■ Exercise description ■
Gather from the listing below each line that includes the word "Tperp", and copy it.

■ Provided data ■
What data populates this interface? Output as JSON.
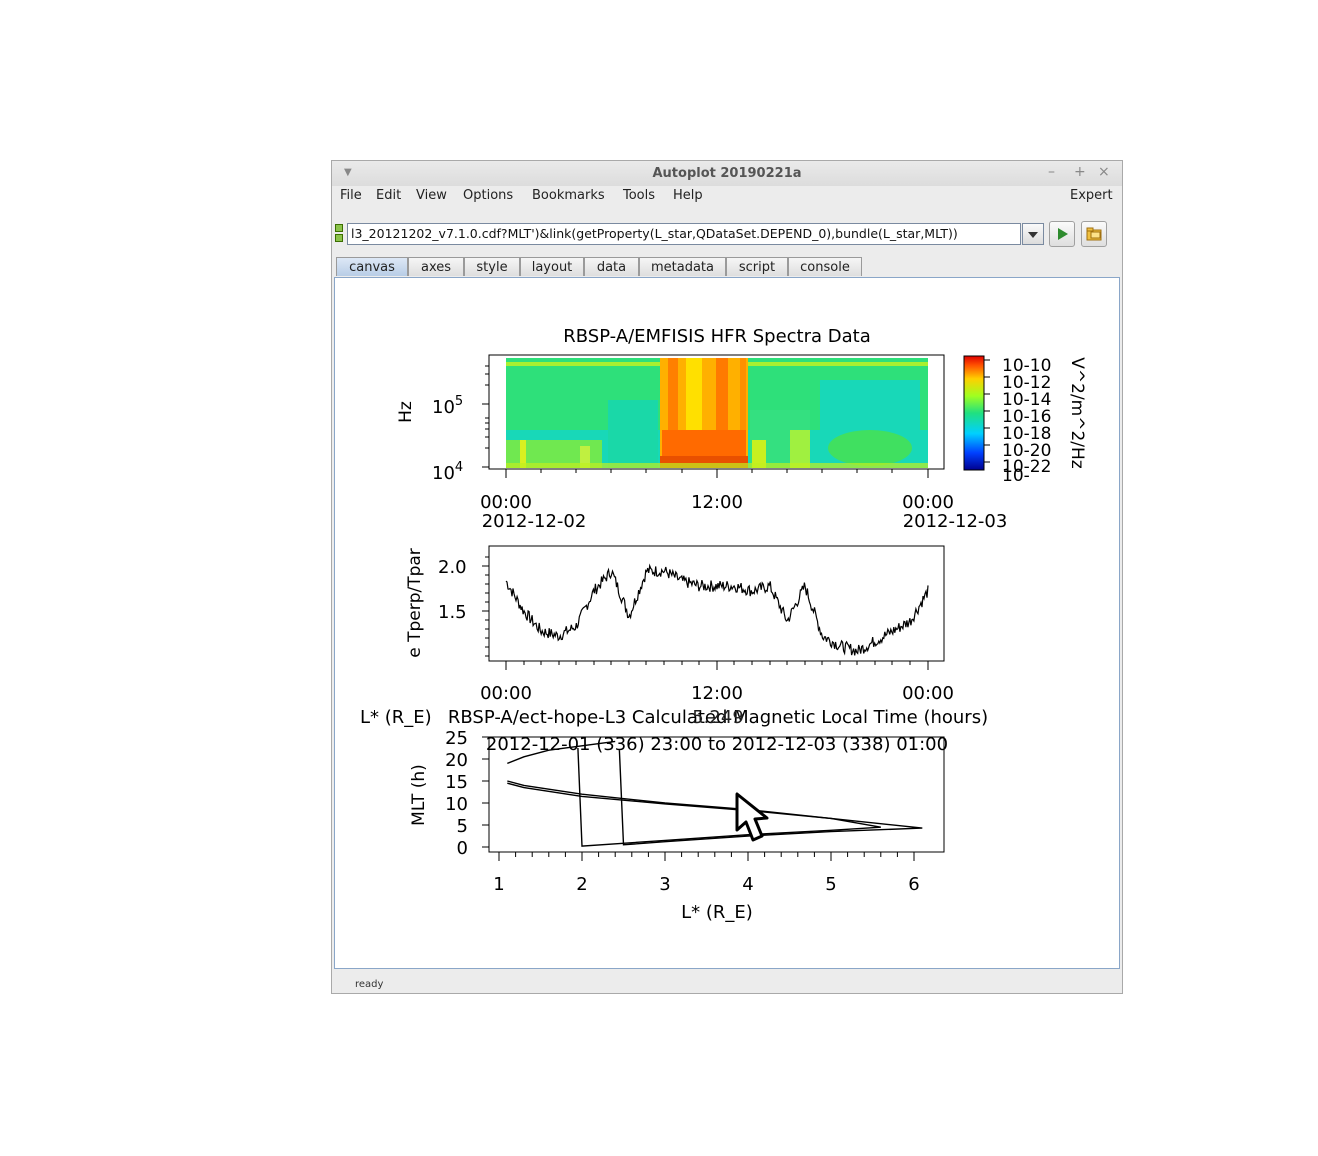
{
  "window": {
    "title": "Autoplot 20190221a",
    "minimize": "–",
    "maximize": "+",
    "close": "×"
  },
  "menu": {
    "file": "File",
    "edit": "Edit",
    "view": "View",
    "options": "Options",
    "bookmarks": "Bookmarks",
    "tools": "Tools",
    "help": "Help",
    "expert": "Expert"
  },
  "url": {
    "value": "l3_20121202_v7.1.0.cdf?MLT')&link(getProperty(L_star,QDataSet.DEPEND_0),bundle(L_star,MLT))"
  },
  "tabs": [
    "canvas",
    "axes",
    "style",
    "layout",
    "data",
    "metadata",
    "script",
    "console"
  ],
  "status": "ready",
  "plot1": {
    "title": "RBSP-A/EMFISIS  HFR Spectra Data",
    "ylabel": "Hz",
    "ytick_1e4_base": "10",
    "ytick_1e4_exp": "4",
    "ytick_1e5_base": "10",
    "ytick_1e5_exp": "5",
    "xtick_0": "00:00",
    "xtick_0_date": "2012-12-02",
    "xtick_12": "12:00",
    "xtick_24": "00:00",
    "xtick_24_date": "2012-12-03",
    "colorbar_label": "V^2/m^2/Hz",
    "colorbar_ticks": [
      "10-10",
      "10-12",
      "10-14",
      "10-16",
      "10-18",
      "10-20",
      "10-22",
      "10-"
    ]
  },
  "plot2": {
    "ylabel": "e Tperp/Tpar",
    "ytick_20": "2.0",
    "ytick_15": "1.5",
    "xtick_0": "00:00",
    "xtick_12": "12:00",
    "xtick_24": "00:00"
  },
  "plot3": {
    "title": "RBSP-A/ect-hope-L3  Calculated Magnetic Local Time (hours)",
    "subtitle": "2012-12-01 (336) 23:00 to 2012-12-03 (338) 01:00",
    "left_label": "L* (R_E)",
    "overlap_label": "5.249",
    "ylabel": "MLT (h)",
    "xlabel": "L* (R_E)",
    "yticks": [
      "25",
      "20",
      "15",
      "10",
      "5",
      "0"
    ],
    "xticks": [
      "1",
      "2",
      "3",
      "4",
      "5",
      "6"
    ]
  },
  "chart_data": [
    {
      "type": "heatmap",
      "title": "RBSP-A/EMFISIS  HFR Spectra Data",
      "ylabel": "Hz",
      "yscale": "log",
      "ylim": [
        10000,
        500000
      ],
      "x_ticks": [
        "00:00 2012-12-02",
        "12:00",
        "00:00 2012-12-03"
      ],
      "colorbar": {
        "label": "V^2/m^2/Hz",
        "scale": "log",
        "range": [
          1e-22,
          1e-10
        ]
      }
    },
    {
      "type": "line",
      "ylabel": "e Tperp/Tpar",
      "ylim": [
        1.05,
        2.2
      ],
      "x_ticks": [
        "00:00",
        "12:00",
        "00:00"
      ],
      "x_hours": [
        0,
        1,
        2,
        3,
        4,
        5,
        6,
        7,
        8,
        9,
        10,
        11,
        12,
        13,
        14,
        15,
        16,
        17,
        18,
        19,
        20,
        21,
        22,
        23,
        24
      ],
      "values": [
        1.85,
        1.55,
        1.35,
        1.3,
        1.4,
        1.75,
        1.95,
        1.5,
        1.95,
        1.95,
        1.85,
        1.8,
        1.8,
        1.8,
        1.75,
        1.8,
        1.45,
        1.8,
        1.3,
        1.2,
        1.15,
        1.25,
        1.35,
        1.45,
        1.75
      ]
    },
    {
      "type": "line",
      "title": "RBSP-A/ect-hope-L3  Calculated Magnetic Local Time (hours)",
      "xlabel": "L* (R_E)",
      "ylabel": "MLT (h)",
      "xlim": [
        0.9,
        6.3
      ],
      "ylim": [
        -1,
        25
      ],
      "series": [
        {
          "x": [
            1.1,
            1.3,
            1.6,
            2.0,
            2.4
          ],
          "y": [
            19,
            20.5,
            22,
            23,
            24
          ]
        },
        {
          "x": [
            1.1,
            1.3,
            2.0,
            3.0,
            4.0,
            5.0,
            6.0,
            6.1,
            5.0,
            4.0,
            3.0,
            2.5,
            2.45
          ],
          "y": [
            15,
            14,
            12,
            10,
            8.5,
            6.5,
            4.5,
            4.3,
            3.5,
            2.5,
            1.2,
            0.5,
            22
          ]
        },
        {
          "x": [
            1.1,
            1.3,
            2.0,
            3.0,
            4.0,
            5.0,
            5.6,
            5.0,
            4.0,
            3.0,
            2.0,
            1.95
          ],
          "y": [
            14.5,
            13.5,
            11.5,
            9.8,
            8.3,
            6.5,
            4.5,
            3.8,
            2.8,
            1.5,
            0.2,
            22.5
          ]
        }
      ]
    }
  ]
}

■ Task response ■
    "ylabel": "e Tperp/Tpar",
      "ylabel": "e Tperp/Tpar",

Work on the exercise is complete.